## What you need to do
Show every line containing "question" by copying it.

## Record excerpts
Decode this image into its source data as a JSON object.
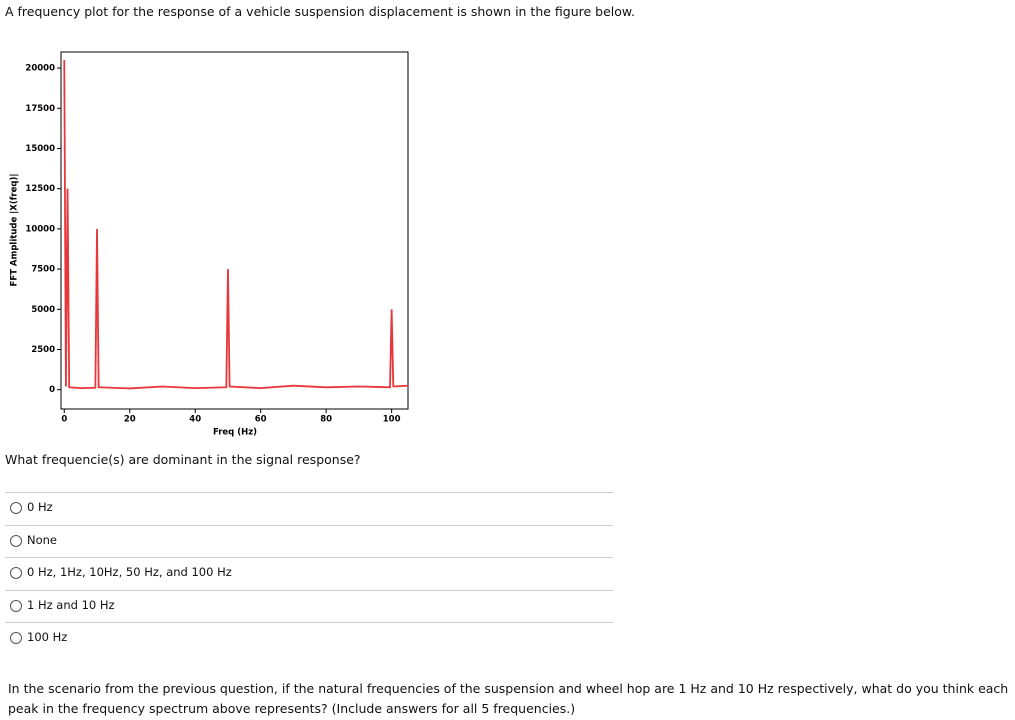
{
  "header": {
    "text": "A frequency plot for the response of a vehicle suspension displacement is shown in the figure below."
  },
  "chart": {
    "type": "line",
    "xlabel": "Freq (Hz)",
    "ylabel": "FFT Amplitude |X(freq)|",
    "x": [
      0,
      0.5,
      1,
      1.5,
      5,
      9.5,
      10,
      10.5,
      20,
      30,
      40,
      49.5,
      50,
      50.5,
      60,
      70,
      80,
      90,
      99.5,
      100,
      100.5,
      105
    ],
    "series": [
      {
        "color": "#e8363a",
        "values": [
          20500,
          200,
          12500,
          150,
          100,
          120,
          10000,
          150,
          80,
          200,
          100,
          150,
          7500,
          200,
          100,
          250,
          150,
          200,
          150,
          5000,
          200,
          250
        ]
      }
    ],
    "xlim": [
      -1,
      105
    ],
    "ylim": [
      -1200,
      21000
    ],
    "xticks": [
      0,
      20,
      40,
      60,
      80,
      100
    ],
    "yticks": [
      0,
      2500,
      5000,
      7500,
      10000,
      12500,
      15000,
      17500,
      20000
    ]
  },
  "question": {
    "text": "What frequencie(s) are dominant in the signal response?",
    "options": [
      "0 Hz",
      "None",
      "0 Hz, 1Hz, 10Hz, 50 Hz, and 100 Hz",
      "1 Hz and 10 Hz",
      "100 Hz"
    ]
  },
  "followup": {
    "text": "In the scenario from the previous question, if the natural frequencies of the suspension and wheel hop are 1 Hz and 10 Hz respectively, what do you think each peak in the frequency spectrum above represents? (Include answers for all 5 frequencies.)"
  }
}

## Exercise response
  "question": {
    "text": "In the scenario from the previous question, if the natural frequencies of the suspension and wheel hop are 1 Hz and 10 Hz respectively, what do you think each peak in the frequency spectrum above represents? (Include answers for all 5 frequencies.)"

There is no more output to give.